> **Problem**: Extract each line of the material that follows exactly and omit its pictures.

> **Source records**:

##############################

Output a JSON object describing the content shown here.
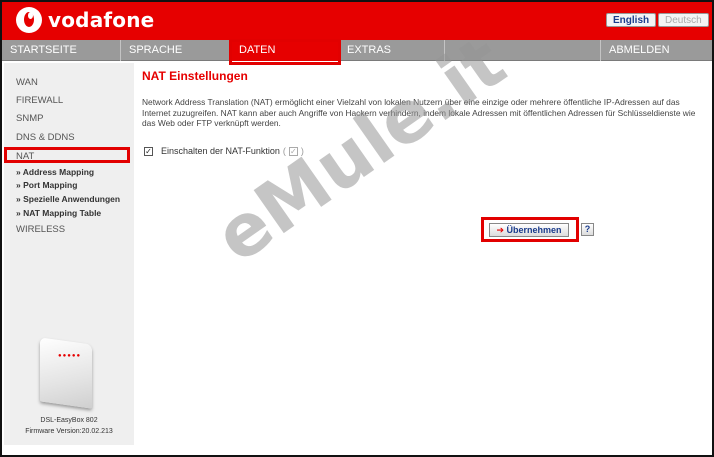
{
  "header": {
    "brand": "vodafone",
    "lang_english": "English",
    "lang_deutsch": "Deutsch"
  },
  "nav": {
    "items": [
      "STARTSEITE",
      "SPRACHE",
      "DATEN",
      "EXTRAS",
      "ABMELDEN"
    ],
    "active": "DATEN"
  },
  "sidebar": {
    "items": [
      "WAN",
      "FIREWALL",
      "SNMP",
      "DNS & DDNS",
      "NAT"
    ],
    "sub_items": [
      "» Address Mapping",
      "» Port Mapping",
      "» Spezielle Anwendungen",
      "» NAT Mapping Table"
    ],
    "wireless": "WIRELESS",
    "device_name": "DSL-EasyBox 802",
    "firmware": "Firmware Version:20.02.213"
  },
  "main": {
    "title": "NAT Einstellungen",
    "description": "Network Address Translation (NAT) ermöglicht einer Vielzahl von lokalen Nutzern über eine einzige oder mehrere öffentliche IP-Adressen auf das Internet zuzugreifen. NAT kann aber auch Angriffe von Hackern verhindern, indem lokale Adressen mit öffentlichen Adressen für Schlüsseldienste wie das Web oder FTP verknüpft werden.",
    "nat_checkbox_label": "Einschalten der NAT-Funktion",
    "nat_checkbox_checked": true,
    "apply_label": "Übernehmen",
    "help_label": "?"
  },
  "watermark": "eMule.it",
  "colors": {
    "brand_red": "#e60000",
    "nav_gray": "#9a9a9a",
    "highlight": "#e20000"
  }
}
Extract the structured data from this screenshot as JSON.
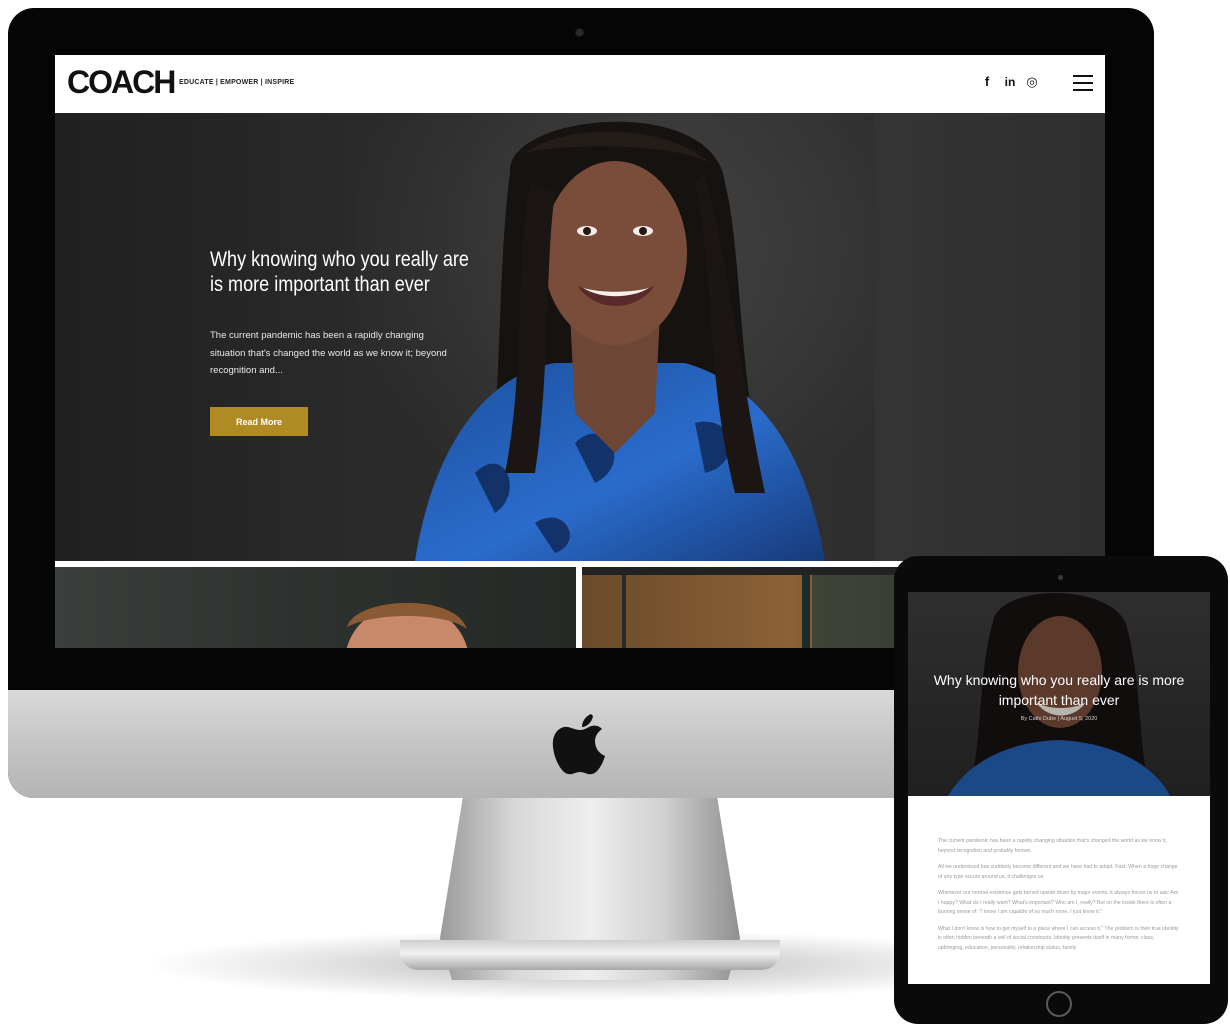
{
  "website": {
    "logo": "COACH",
    "tagline": "EDUCATE | EMPOWER | INSPIRE",
    "social": [
      {
        "icon": "facebook-icon",
        "glyph": "f"
      },
      {
        "icon": "linkedin-icon",
        "glyph": "in"
      },
      {
        "icon": "instagram-icon",
        "glyph": "◎"
      }
    ],
    "menu_icon": "hamburger-menu-icon",
    "hero": {
      "title": "Why knowing who you really are is more important than ever",
      "excerpt": "The current pandemic has been a rapidly changing situation that's changed the world as we know it; beyond recognition and...",
      "button_label": "Read More"
    }
  },
  "tablet": {
    "title": "Why knowing who you really are is more important than ever",
    "byline": "By Cathi Dube  |  August 5, 2020",
    "paragraphs": [
      "The current pandemic has been a rapidly changing situation that's changed the world as we know it, beyond recognition and probably forever.",
      "All we understood has suddenly become different and we have had to adapt. Fast. When a huge change of any type occurs around us, it challenges us.",
      "Whenever our normal existence gets turned upside down by major events, it always forces us to ask: Am I happy? What do I really want? What's important? Who am I, really? But on the inside there is often a burning sense of: \"I know I am capable of so much more, I just know it.\"",
      "What I don't know is how to get myself to a place where I can access it.\" The problem is their true identity is often hidden beneath a veil of social constructs. Identity presents itself in many forms: class, upbringing, education, personality, relationship status, family"
    ]
  },
  "colors": {
    "button": "#b08a22",
    "hero_bg": "#2c2c2c",
    "bezel": "#050505"
  }
}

##############################

> **Correct answer**:
Output a JSON object describing the content shown here.
{
  "header": {
    "brand": "vodafone",
    "lang_english": "English",
    "lang_deutsch": "Deutsch"
  },
  "nav": {
    "items": [
      "STARTSEITE",
      "SPRACHE",
      "DATEN",
      "EXTRAS",
      "ABMELDEN"
    ],
    "active": "DATEN"
  },
  "sidebar": {
    "items": [
      "WAN",
      "FIREWALL",
      "SNMP",
      "DNS & DDNS",
      "NAT"
    ],
    "sub_items": [
      "» Address Mapping",
      "» Port Mapping",
      "» Spezielle Anwendungen",
      "» NAT Mapping Table"
    ],
    "wireless": "WIRELESS",
    "device_name": "DSL-EasyBox 802",
    "firmware": "Firmware Version:20.02.213"
  },
  "main": {
    "title": "NAT Einstellungen",
    "description": "Network Address Translation (NAT) ermöglicht einer Vielzahl von lokalen Nutzern über eine einzige oder mehrere öffentliche IP-Adressen auf das Internet zuzugreifen. NAT kann aber auch Angriffe von Hackern verhindern, indem lokale Adressen mit öffentlichen Adressen für Schlüsseldienste wie das Web oder FTP verknüpft werden.",
    "nat_checkbox_label": "Einschalten der NAT-Funktion",
    "nat_checkbox_checked": true,
    "apply_label": "Übernehmen",
    "help_label": "?"
  },
  "watermark": "eMule.it",
  "colors": {
    "brand_red": "#e60000",
    "nav_gray": "#9a9a9a",
    "highlight": "#e20000"
  }
}
Extract the structured data from this screenshot as JSON.
{
  "website": {
    "logo": "COACH",
    "tagline": "EDUCATE | EMPOWER | INSPIRE",
    "social": [
      {
        "icon": "facebook-icon",
        "glyph": "f"
      },
      {
        "icon": "linkedin-icon",
        "glyph": "in"
      },
      {
        "icon": "instagram-icon",
        "glyph": "◎"
      }
    ],
    "menu_icon": "hamburger-menu-icon",
    "hero": {
      "title": "Why knowing who you really are is more important than ever",
      "excerpt": "The current pandemic has been a rapidly changing situation that's changed the world as we know it; beyond recognition and...",
      "button_label": "Read More"
    }
  },
  "tablet": {
    "title": "Why knowing who you really are is more important than ever",
    "byline": "By Cathi Dube  |  August 5, 2020",
    "paragraphs": [
      "The current pandemic has been a rapidly changing situation that's changed the world as we know it, beyond recognition and probably forever.",
      "All we understood has suddenly become different and we have had to adapt. Fast. When a huge change of any type occurs around us, it challenges us.",
      "Whenever our normal existence gets turned upside down by major events, it always forces us to ask: Am I happy? What do I really want? What's important? Who am I, really? But on the inside there is often a burning sense of: \"I know I am capable of so much more, I just know it.\"",
      "What I don't know is how to get myself to a place where I can access it.\" The problem is their true identity is often hidden beneath a veil of social constructs. Identity presents itself in many forms: class, upbringing, education, personality, relationship status, family"
    ]
  },
  "colors": {
    "button": "#b08a22",
    "hero_bg": "#2c2c2c",
    "bezel": "#050505"
  }
}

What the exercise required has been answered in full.